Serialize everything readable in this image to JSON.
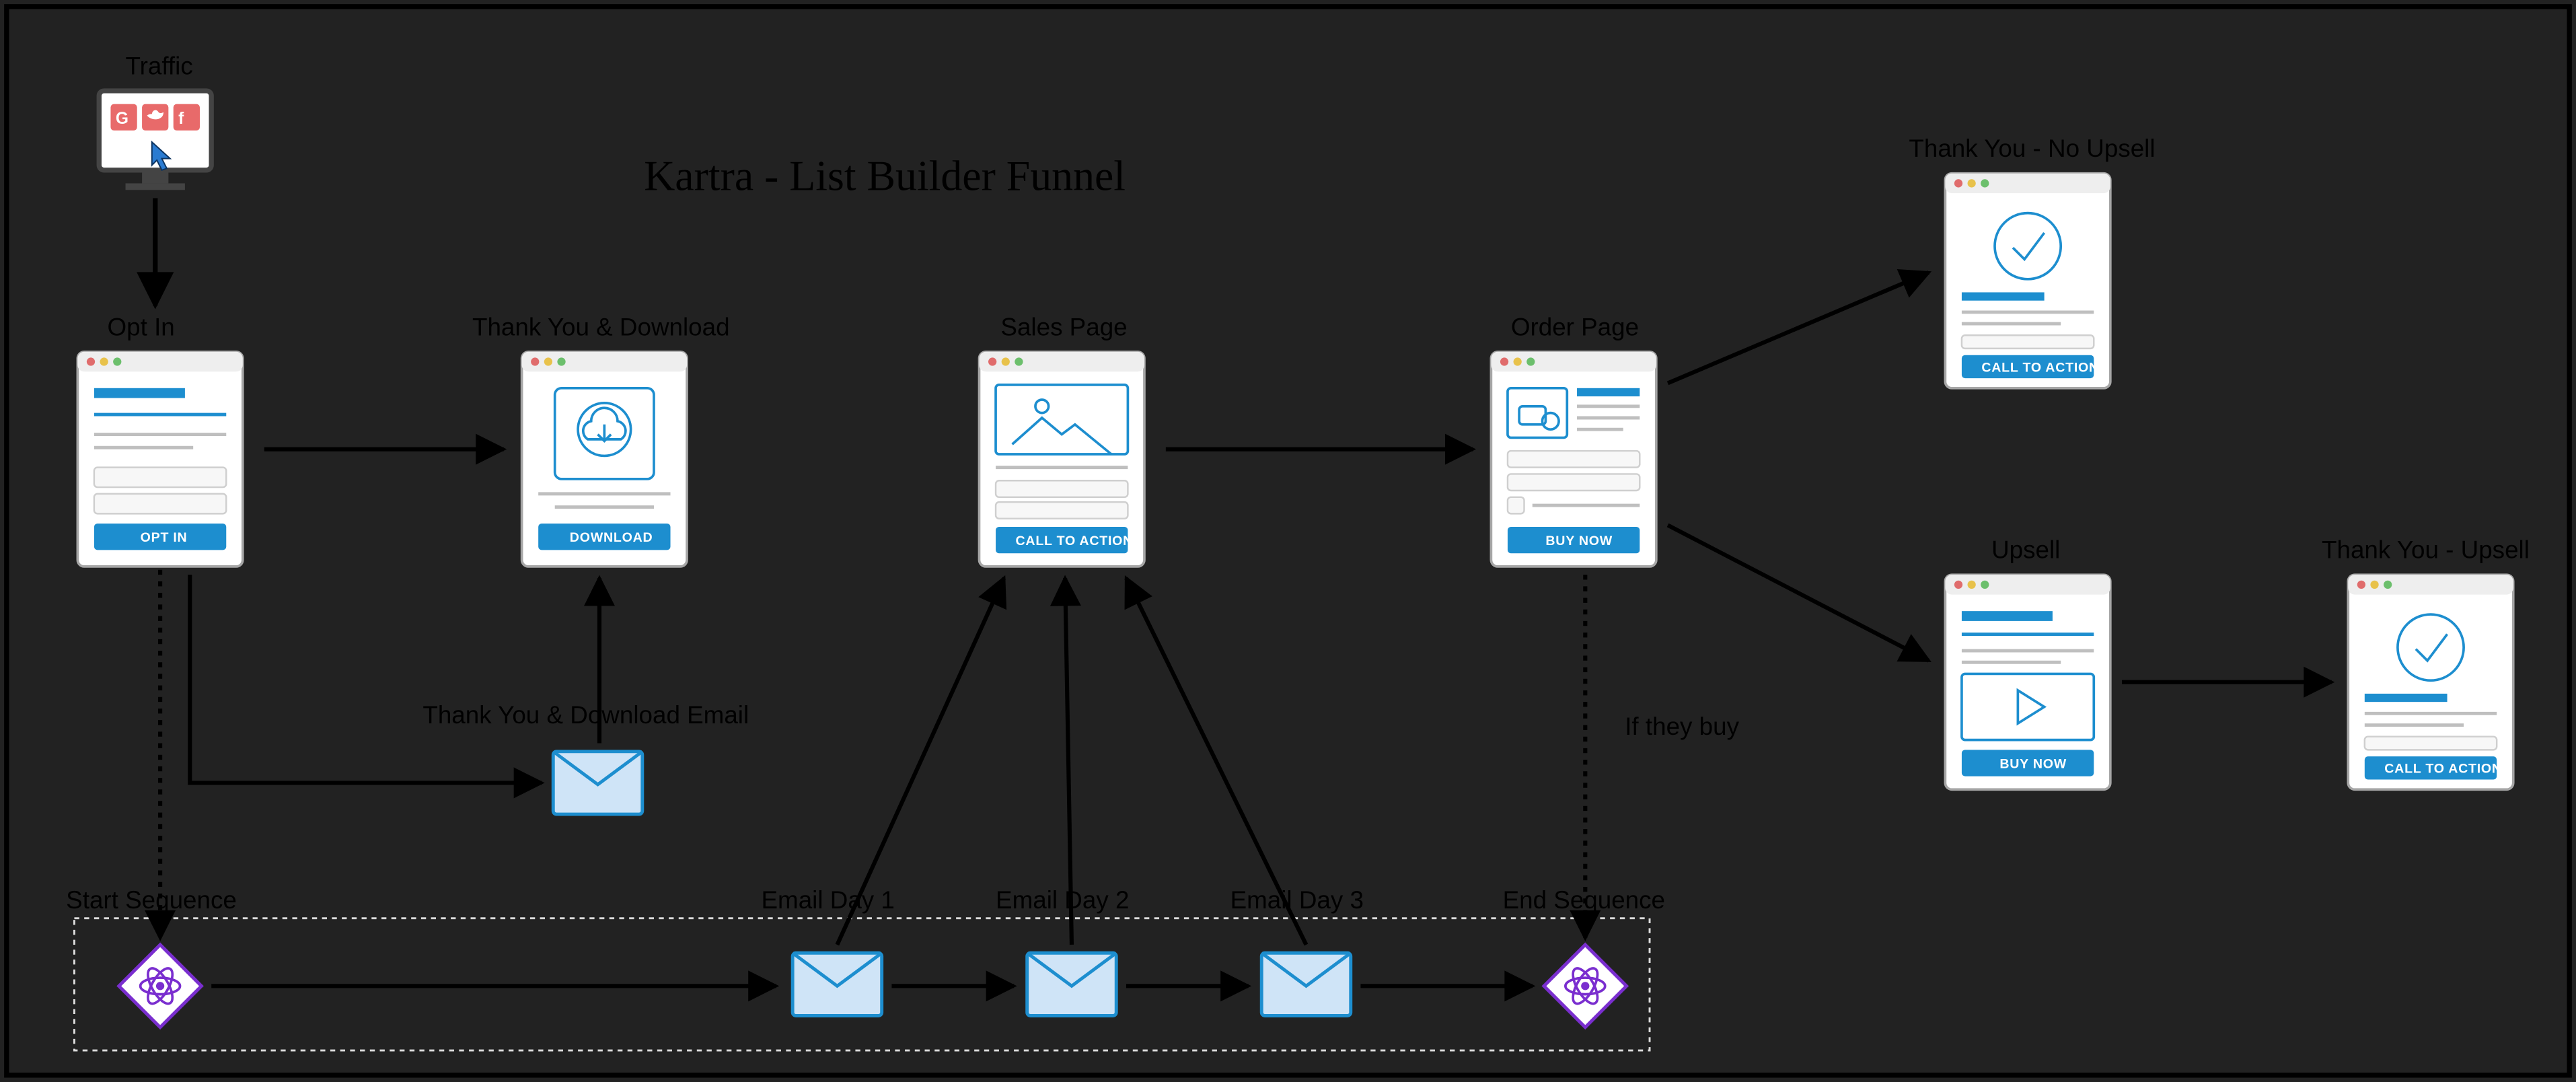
{
  "title": "Kartra - List Builder Funnel",
  "labels": {
    "traffic": "Traffic",
    "optin": "Opt In",
    "thankyou_download": "Thank You & Download",
    "sales": "Sales Page",
    "order": "Order Page",
    "ty_noupsell": "Thank You - No Upsell",
    "upsell": "Upsell",
    "ty_upsell": "Thank You - Upsell",
    "ty_dl_email": "Thank You & Download Email",
    "if_they_buy": "If they buy",
    "start_seq": "Start Sequence",
    "end_seq": "End Sequence",
    "email_day1": "Email Day 1",
    "email_day2": "Email Day 2",
    "email_day3": "Email Day 3"
  },
  "cta": {
    "optin": "OPT IN",
    "download": "DOWNLOAD",
    "call_to_action": "CALL TO ACTION",
    "buy_now": "BUY NOW"
  }
}
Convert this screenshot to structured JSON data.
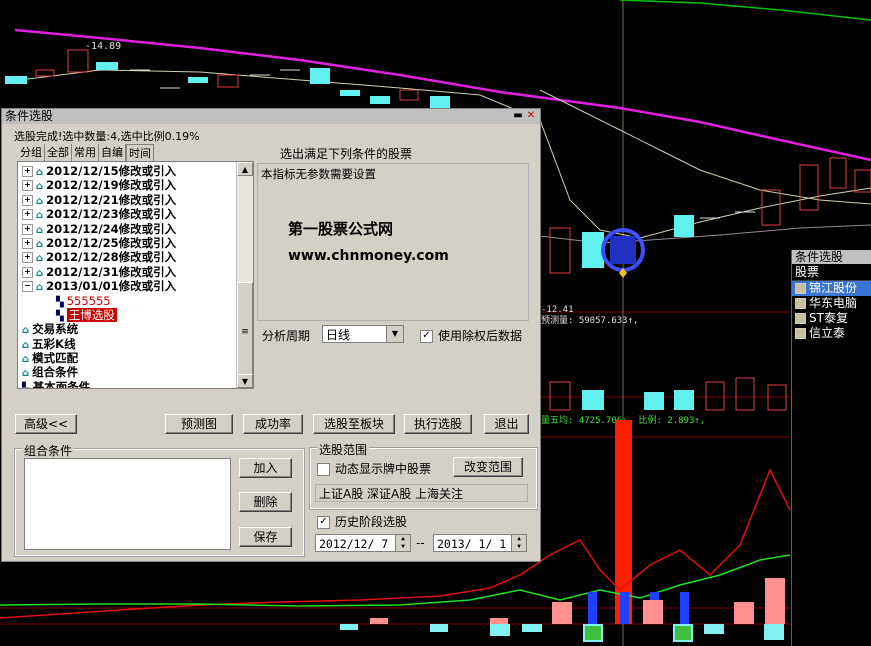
{
  "chart_bg": {
    "high_label": "14.89",
    "low_label": "12.41",
    "forecast_line": "预测量: 59057.633↑,",
    "volume_line": "量五均: 4725.706↓, 比例: 2.893↑,"
  },
  "dialog": {
    "title": "条件选股",
    "status": "选股完成!选中数量:4,选中比例0.19%",
    "tabs": [
      "分组",
      "全部",
      "常用",
      "自编",
      "时间"
    ],
    "tree": [
      {
        "label": "2012/12/15修改或引入"
      },
      {
        "label": "2012/12/19修改或引入"
      },
      {
        "label": "2012/12/21修改或引入"
      },
      {
        "label": "2012/12/23修改或引入"
      },
      {
        "label": "2012/12/24修改或引入"
      },
      {
        "label": "2012/12/25修改或引入"
      },
      {
        "label": "2012/12/28修改或引入"
      },
      {
        "label": "2012/12/31修改或引入"
      },
      {
        "label": "2013/01/01修改或引入"
      },
      {
        "label": "555555"
      },
      {
        "label": "王博选股"
      },
      {
        "label": "交易系统"
      },
      {
        "label": "五彩K线"
      },
      {
        "label": "模式匹配"
      },
      {
        "label": "组合条件"
      },
      {
        "label": "基本面条件"
      }
    ],
    "right_title": "选出满足下列条件的股票",
    "right_text": "本指标无参数需要设置",
    "watermark_1": "第一股票公式网",
    "watermark_2": "www.chnmoney.com",
    "period_label": "分析周期",
    "period_value": "日线",
    "use_adjusted": "使用除权后数据",
    "buttons": {
      "advanced": "高级<<",
      "forecast": "预测图",
      "success_rate": "成功率",
      "to_block": "选股至板块",
      "execute": "执行选股",
      "exit": "退出",
      "add": "加入",
      "delete": "删除",
      "save": "保存",
      "change_range": "改变范围"
    },
    "combo_label": "组合条件",
    "range_label": "选股范围",
    "dynamic_show": "动态显示牌中股票",
    "range_text": "上证A股 深证A股 上海关注",
    "history_label": "历史阶段选股",
    "date_from": "2012/12/ 7",
    "date_sep": "--",
    "date_to": "2013/ 1/ 1"
  },
  "result_panel": {
    "title": "条件选股",
    "column": "股票",
    "items": [
      "锦江股份",
      "华东电脑",
      "ST泰复",
      "信立泰"
    ]
  }
}
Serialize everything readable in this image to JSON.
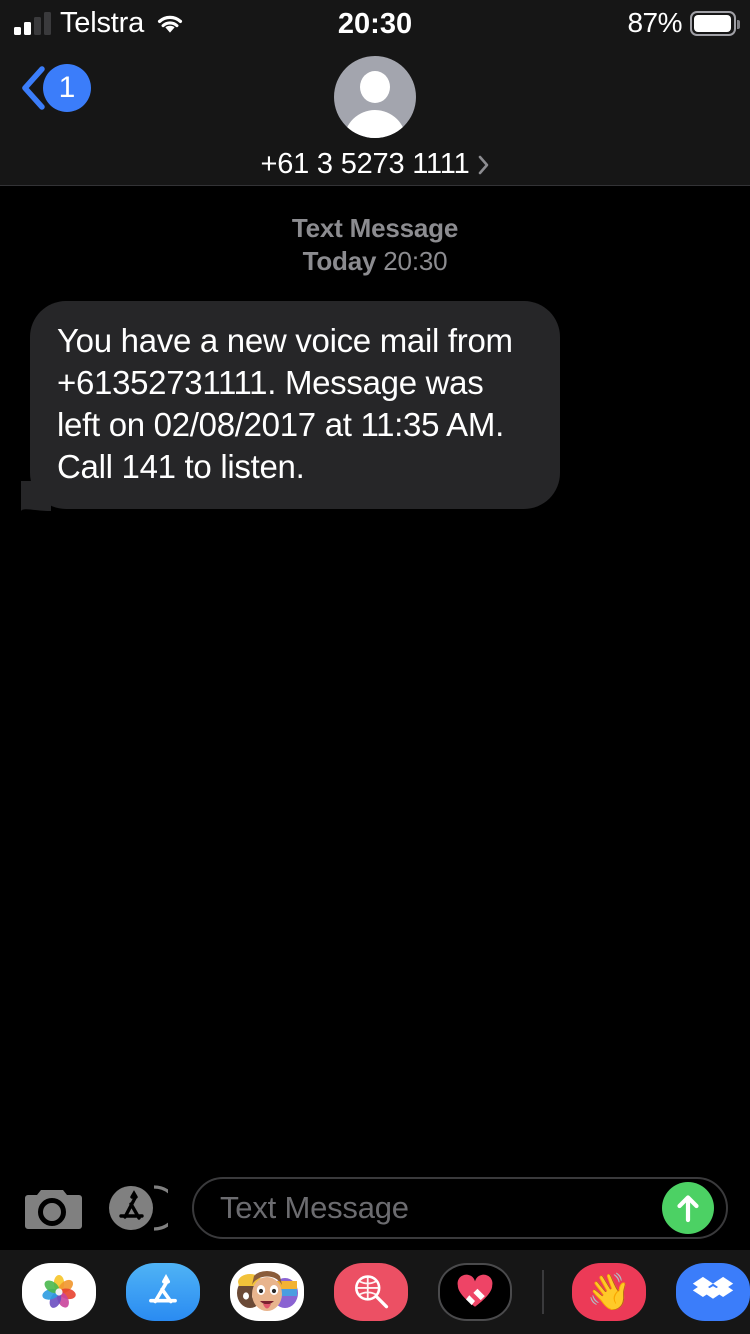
{
  "status_bar": {
    "carrier": "Telstra",
    "signal_icon": "cellular-bars-icon",
    "signal_bars_active": 2,
    "signal_bars_total": 4,
    "wifi_icon": "wifi-icon",
    "time": "20:30",
    "battery_percent": "87%",
    "battery_level": 87,
    "battery_icon": "battery-icon"
  },
  "nav": {
    "back_icon": "chevron-left-icon",
    "unread_badge": "1",
    "badge_color": "#3b7dfa",
    "avatar_icon": "person-avatar-icon",
    "contact_name": "+61 3 5273 1111",
    "details_icon": "chevron-right-icon"
  },
  "conversation": {
    "meta": {
      "kind": "Text Message",
      "day": "Today",
      "time": "20:30"
    },
    "messages": [
      {
        "sender": "incoming",
        "text": "You have a new voice mail from +61352731111. Message was left on 02/08/2017 at 11:35 AM. Call 141 to listen.",
        "bubble_color": "#262628"
      }
    ]
  },
  "input_bar": {
    "camera_icon": "camera-icon",
    "appstore_icon": "app-store-icon",
    "placeholder": "Text Message",
    "field_value": "",
    "send_icon": "arrow-up-icon",
    "send_color": "#4cd164"
  },
  "app_drawer": {
    "items": [
      {
        "name": "photos",
        "icon": "photos-icon",
        "label": "Photos"
      },
      {
        "name": "app-store",
        "icon": "app-store-icon",
        "label": "App Store"
      },
      {
        "name": "memoji",
        "icon": "memoji-icon",
        "label": "Memoji Stickers"
      },
      {
        "name": "images",
        "icon": "images-search-icon",
        "label": "#images"
      },
      {
        "name": "digital-touch",
        "icon": "digital-touch-heart-icon",
        "label": "Digital Touch"
      },
      {
        "name": "wave",
        "icon": "waving-hand-icon",
        "label": "Wave"
      },
      {
        "name": "dropbox",
        "icon": "dropbox-icon",
        "label": "Dropbox"
      }
    ]
  },
  "theme": {
    "background": "#000000",
    "chrome": "#161616",
    "bubble_incoming": "#262628",
    "accent_blue": "#3b7dfa",
    "accent_green": "#4cd164",
    "text_secondary": "#8c8c90"
  }
}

§

◆ **Task**
Repeat the listing in full and exactly. Do not include any images.

◆ **The result**
Serialize everything readable in this image to JSON.
{
  "title": "Kartra - List Builder Funnel",
  "labels": {
    "traffic": "Traffic",
    "optin": "Opt In",
    "thankyou_download": "Thank You & Download",
    "sales": "Sales Page",
    "order": "Order Page",
    "ty_noupsell": "Thank You - No Upsell",
    "upsell": "Upsell",
    "ty_upsell": "Thank You - Upsell",
    "ty_dl_email": "Thank You & Download Email",
    "if_they_buy": "If they buy",
    "start_seq": "Start Sequence",
    "end_seq": "End Sequence",
    "email_day1": "Email Day 1",
    "email_day2": "Email Day 2",
    "email_day3": "Email Day 3"
  },
  "cta": {
    "optin": "OPT IN",
    "download": "DOWNLOAD",
    "call_to_action": "CALL TO ACTION",
    "buy_now": "BUY NOW"
  }
}
Convert this screenshot to structured JSON data.
{
  "chart_bg": {
    "high_label": "14.89",
    "low_label": "12.41",
    "forecast_line": "预测量: 59057.633↑,",
    "volume_line": "量五均: 4725.706↓, 比例: 2.893↑,"
  },
  "dialog": {
    "title": "条件选股",
    "status": "选股完成!选中数量:4,选中比例0.19%",
    "tabs": [
      "分组",
      "全部",
      "常用",
      "自编",
      "时间"
    ],
    "tree": [
      {
        "label": "2012/12/15修改或引入"
      },
      {
        "label": "2012/12/19修改或引入"
      },
      {
        "label": "2012/12/21修改或引入"
      },
      {
        "label": "2012/12/23修改或引入"
      },
      {
        "label": "2012/12/24修改或引入"
      },
      {
        "label": "2012/12/25修改或引入"
      },
      {
        "label": "2012/12/28修改或引入"
      },
      {
        "label": "2012/12/31修改或引入"
      },
      {
        "label": "2013/01/01修改或引入"
      },
      {
        "label": "555555"
      },
      {
        "label": "王博选股"
      },
      {
        "label": "交易系统"
      },
      {
        "label": "五彩K线"
      },
      {
        "label": "模式匹配"
      },
      {
        "label": "组合条件"
      },
      {
        "label": "基本面条件"
      }
    ],
    "right_title": "选出满足下列条件的股票",
    "right_text": "本指标无参数需要设置",
    "watermark_1": "第一股票公式网",
    "watermark_2": "www.chnmoney.com",
    "period_label": "分析周期",
    "period_value": "日线",
    "use_adjusted": "使用除权后数据",
    "buttons": {
      "advanced": "高级<<",
      "forecast": "预测图",
      "success_rate": "成功率",
      "to_block": "选股至板块",
      "execute": "执行选股",
      "exit": "退出",
      "add": "加入",
      "delete": "删除",
      "save": "保存",
      "change_range": "改变范围"
    },
    "combo_label": "组合条件",
    "range_label": "选股范围",
    "dynamic_show": "动态显示牌中股票",
    "range_text": "上证A股 深证A股 上海关注",
    "history_label": "历史阶段选股",
    "date_from": "2012/12/ 7",
    "date_sep": "--",
    "date_to": "2013/ 1/ 1"
  },
  "result_panel": {
    "title": "条件选股",
    "column": "股票",
    "items": [
      "锦江股份",
      "华东电脑",
      "ST泰复",
      "信立泰"
    ]
  }
}
Serialize everything readable in this image to JSON.
{
  "status_bar": {
    "carrier": "Telstra",
    "signal_icon": "cellular-bars-icon",
    "signal_bars_active": 2,
    "signal_bars_total": 4,
    "wifi_icon": "wifi-icon",
    "time": "20:30",
    "battery_percent": "87%",
    "battery_level": 87,
    "battery_icon": "battery-icon"
  },
  "nav": {
    "back_icon": "chevron-left-icon",
    "unread_badge": "1",
    "badge_color": "#3b7dfa",
    "avatar_icon": "person-avatar-icon",
    "contact_name": "+61 3 5273 1111",
    "details_icon": "chevron-right-icon"
  },
  "conversation": {
    "meta": {
      "kind": "Text Message",
      "day": "Today",
      "time": "20:30"
    },
    "messages": [
      {
        "sender": "incoming",
        "text": "You have a new voice mail from +61352731111. Message was left on 02/08/2017 at 11:35 AM. Call 141 to listen.",
        "bubble_color": "#262628"
      }
    ]
  },
  "input_bar": {
    "camera_icon": "camera-icon",
    "appstore_icon": "app-store-icon",
    "placeholder": "Text Message",
    "field_value": "",
    "send_icon": "arrow-up-icon",
    "send_color": "#4cd164"
  },
  "app_drawer": {
    "items": [
      {
        "name": "photos",
        "icon": "photos-icon",
        "label": "Photos"
      },
      {
        "name": "app-store",
        "icon": "app-store-icon",
        "label": "App Store"
      },
      {
        "name": "memoji",
        "icon": "memoji-icon",
        "label": "Memoji Stickers"
      },
      {
        "name": "images",
        "icon": "images-search-icon",
        "label": "#images"
      },
      {
        "name": "digital-touch",
        "icon": "digital-touch-heart-icon",
        "label": "Digital Touch"
      },
      {
        "name": "wave",
        "icon": "waving-hand-icon",
        "label": "Wave"
      },
      {
        "name": "dropbox",
        "icon": "dropbox-icon",
        "label": "Dropbox"
      }
    ]
  },
  "theme": {
    "background": "#000000",
    "chrome": "#161616",
    "bubble_incoming": "#262628",
    "accent_blue": "#3b7dfa",
    "accent_green": "#4cd164",
    "text_secondary": "#8c8c90"
  }
}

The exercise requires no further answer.